[WHAT THIS TASK INVOLVES]: Please transcribe the data that follows without the pictures, keeping every word the same.

— START OF DATA EXTRACT —

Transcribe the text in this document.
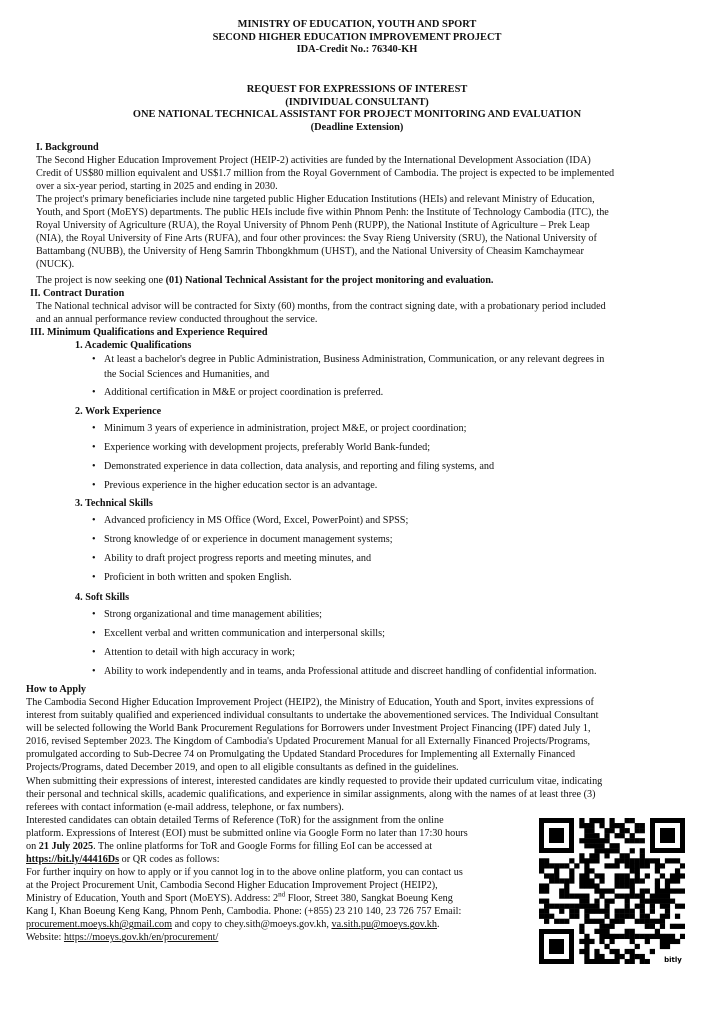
MINISTRY OF EDUCATION, YOUTH AND SPORT
SECOND HIGHER EDUCATION IMPROVEMENT PROJECT
IDA-Credit No.: 76340-KH
REQUEST FOR EXPRESSIONS OF INTEREST
(INDIVIDUAL CONSULTANT)
ONE NATIONAL TECHNICAL ASSISTANT FOR PROJECT MONITORING AND EVALUATION
(Deadline Extension)
I. Background
The Second Higher Education Improvement Project (HEIP-2) activities are funded by the International Development Association (IDA)
Credit of US$80 million equivalent and US$1.7 million from the Royal Government of Cambodia. The project is expected to be implemented
over a six-year period, starting in 2025 and ending in 2030.
The project's primary beneficiaries include nine targeted public Higher Education Institutions (HEIs) and relevant Ministry of Education,
Youth, and Sport (MoEYS) departments. The public HEIs include five within Phnom Penh: the Institute of Technology Cambodia (ITC), the
Royal University of Agriculture (RUA), the Royal University of Phnom Penh (RUPP), the National Institute of Agriculture – Prek Leap
(NIA), the Royal University of Fine Arts (RUFA), and four other provinces: the Svay Rieng University (SRU), the National University of
Battambang (NUBB), the University of Heng Samrin Thbongkhmum (UHST), and the National University of Cheasim Kamchaymear
(NUCK).
The project is now seeking one (01) National Technical Assistant for the project monitoring and evaluation.
II. Contract Duration
The National technical advisor will be contracted for Sixty (60) months, from the contract signing date, with a probationary period included
and an annual performance review conducted throughout the service.
III. Minimum Qualifications and Experience Required
1. Academic Qualifications
• At least a bachelor's degree in Public Administration, Business Administration, Communication, or any relevant degrees in
the Social Sciences and Humanities, and
• Additional certification in M&E or project coordination is preferred.
2. Work Experience
• Minimum 3 years of experience in administration, project M&E, or project coordination;
• Experience working with development projects, preferably World Bank-funded;
• Demonstrated experience in data collection, data analysis, and reporting and filing systems, and
• Previous experience in the higher education sector is an advantage.
3. Technical Skills
• Advanced proficiency in MS Office (Word, Excel, PowerPoint) and SPSS;
• Strong knowledge of or experience in document management systems;
• Ability to draft project progress reports and meeting minutes, and
• Proficient in both written and spoken English.
4. Soft Skills
• Strong organizational and time management abilities;
• Excellent verbal and written communication and interpersonal skills;
• Attention to detail with high accuracy in work;
• Ability to work independently and in teams, anda Professional attitude and discreet handling of confidential information.
How to Apply
The Cambodia Second Higher Education Improvement Project (HEIP2), the Ministry of Education, Youth and Sport, invites expressions of
interest from suitably qualified and experienced individual consultants to undertake the abovementioned services. The Individual Consultant
will be selected following the World Bank Procurement Regulations for Borrowers under Investment Project Financing (IPF) dated July 1,
2016, revised September 2023. The Kingdom of Cambodia's Updated Procurement Manual for all Externally Financed Projects/Programs,
promulgated according to Sub-Decree 74 on Promulgating the Updated Standard Procedures for Implementing all Externally Financed
Projects/Programs, dated December 2019, and open to all eligible consultants as defined in the guidelines.
When submitting their expressions of interest, interested candidates are kindly requested to provide their updated curriculum vitae, indicating
their personal and technical skills, academic qualifications, and experience in similar assignments, along with the names of at least three (3)
referees with contact information (e-mail address, telephone, or fax numbers).
Interested candidates can obtain detailed Terms of Reference (ToR) for the assignment from the online
platform. Expressions of Interest (EOI) must be submitted online via Google Form no later than 17:30 hours
on 21 July 2025. The online platforms for ToR and Google Forms for filling EoI can be accessed at
https://bit.ly/44416Ds or QR codes as follows:
For further inquiry on how to apply or if you cannot log in to the above online platform, you can contact us
at the Project Procurement Unit, Cambodia Second Higher Education Improvement Project (HEIP2),
Ministry of Education, Youth and Sport (MoEYS). Address: 2nd Floor, Street 380, Sangkat Boeung Keng
Kang I, Khan Boeung Keng Kang, Phnom Penh, Cambodia. Phone: (+855) 23 210 140, 23 726 757 Email:
procurement.moeys.kh@gmail.com and copy to chey.sith@moeys.gov.kh, va.sith.pu@moeys.gov.kh.
Website: https://moeys.gov.kh/en/procurement/
bitly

— END OF DATA EXTRACT —

[CORRECT RESULT]:
Transcribe the text in this document.
MINISTRY OF EDUCATION, YOUTH AND SPORT
SECOND HIGHER EDUCATION IMPROVEMENT PROJECT
IDA-Credit No.: 76340-KH
REQUEST FOR EXPRESSIONS OF INTEREST
(INDIVIDUAL CONSULTANT)
ONE NATIONAL TECHNICAL ASSISTANT FOR PROJECT MONITORING AND EVALUATION
(Deadline Extension)
I. Background
The Second Higher Education Improvement Project (HEIP-2) activities are funded by the International Development Association (IDA)
Credit of US$80 million equivalent and US$1.7 million from the Royal Government of Cambodia. The project is expected to be implemented
over a six-year period, starting in 2025 and ending in 2030.
The project's primary beneficiaries include nine targeted public Higher Education Institutions (HEIs) and relevant Ministry of Education,
Youth, and Sport (MoEYS) departments. The public HEIs include five within Phnom Penh: the Institute of Technology Cambodia (ITC), the
Royal University of Agriculture (RUA), the Royal University of Phnom Penh (RUPP), the National Institute of Agriculture – Prek Leap
(NIA), the Royal University of Fine Arts (RUFA), and four other provinces: the Svay Rieng University (SRU), the National University of
Battambang (NUBB), the University of Heng Samrin Thbongkhmum (UHST), and the National University of Cheasim Kamchaymear
(NUCK).
The project is now seeking one (01) National Technical Assistant for the project monitoring and evaluation.
II. Contract Duration
The National technical advisor will be contracted for Sixty (60) months, from the contract signing date, with a probationary period included
and an annual performance review conducted throughout the service.
III. Minimum Qualifications and Experience Required
1. Academic Qualifications
• At least a bachelor's degree in Public Administration, Business Administration, Communication, or any relevant degrees in
the Social Sciences and Humanities, and
• Additional certification in M&E or project coordination is preferred.
2. Work Experience
• Minimum 3 years of experience in administration, project M&E, or project coordination;
• Experience working with development projects, preferably World Bank-funded;
• Demonstrated experience in data collection, data analysis, and reporting and filing systems, and
• Previous experience in the higher education sector is an advantage.
3. Technical Skills
• Advanced proficiency in MS Office (Word, Excel, PowerPoint) and SPSS;
• Strong knowledge of or experience in document management systems;
• Ability to draft project progress reports and meeting minutes, and
• Proficient in both written and spoken English.
4. Soft Skills
• Strong organizational and time management abilities;
• Excellent verbal and written communication and interpersonal skills;
• Attention to detail with high accuracy in work;
• Ability to work independently and in teams, anda Professional attitude and discreet handling of confidential information.
How to Apply
The Cambodia Second Higher Education Improvement Project (HEIP2), the Ministry of Education, Youth and Sport, invites expressions of
interest from suitably qualified and experienced individual consultants to undertake the abovementioned services. The Individual Consultant
will be selected following the World Bank Procurement Regulations for Borrowers under Investment Project Financing (IPF) dated July 1,
2016, revised September 2023. The Kingdom of Cambodia's Updated Procurement Manual for all Externally Financed Projects/Programs,
promulgated according to Sub-Decree 74 on Promulgating the Updated Standard Procedures for Implementing all Externally Financed
Projects/Programs, dated December 2019, and open to all eligible consultants as defined in the guidelines.
When submitting their expressions of interest, interested candidates are kindly requested to provide their updated curriculum vitae, indicating
their personal and technical skills, academic qualifications, and experience in similar assignments, along with the names of at least three (3)
referees with contact information (e-mail address, telephone, or fax numbers).
Interested candidates can obtain detailed Terms of Reference (ToR) for the assignment from the online
platform. Expressions of Interest (EOI) must be submitted online via Google Form no later than 17:30 hours
on 21 July 2025. The online platforms for ToR and Google Forms for filling EoI can be accessed at
https://bit.ly/44416Ds or QR codes as follows:
For further inquiry on how to apply or if you cannot log in to the above online platform, you can contact us
at the Project Procurement Unit, Cambodia Second Higher Education Improvement Project (HEIP2),
Ministry of Education, Youth and Sport (MoEYS). Address: 2nd Floor, Street 380, Sangkat Boeung Keng
Kang I, Khan Boeung Keng Kang, Phnom Penh, Cambodia. Phone: (+855) 23 210 140, 23 726 757 Email:
procurement.moeys.kh@gmail.com and copy to chey.sith@moeys.gov.kh, va.sith.pu@moeys.gov.kh.
Website: https://moeys.gov.kh/en/procurement/
bitly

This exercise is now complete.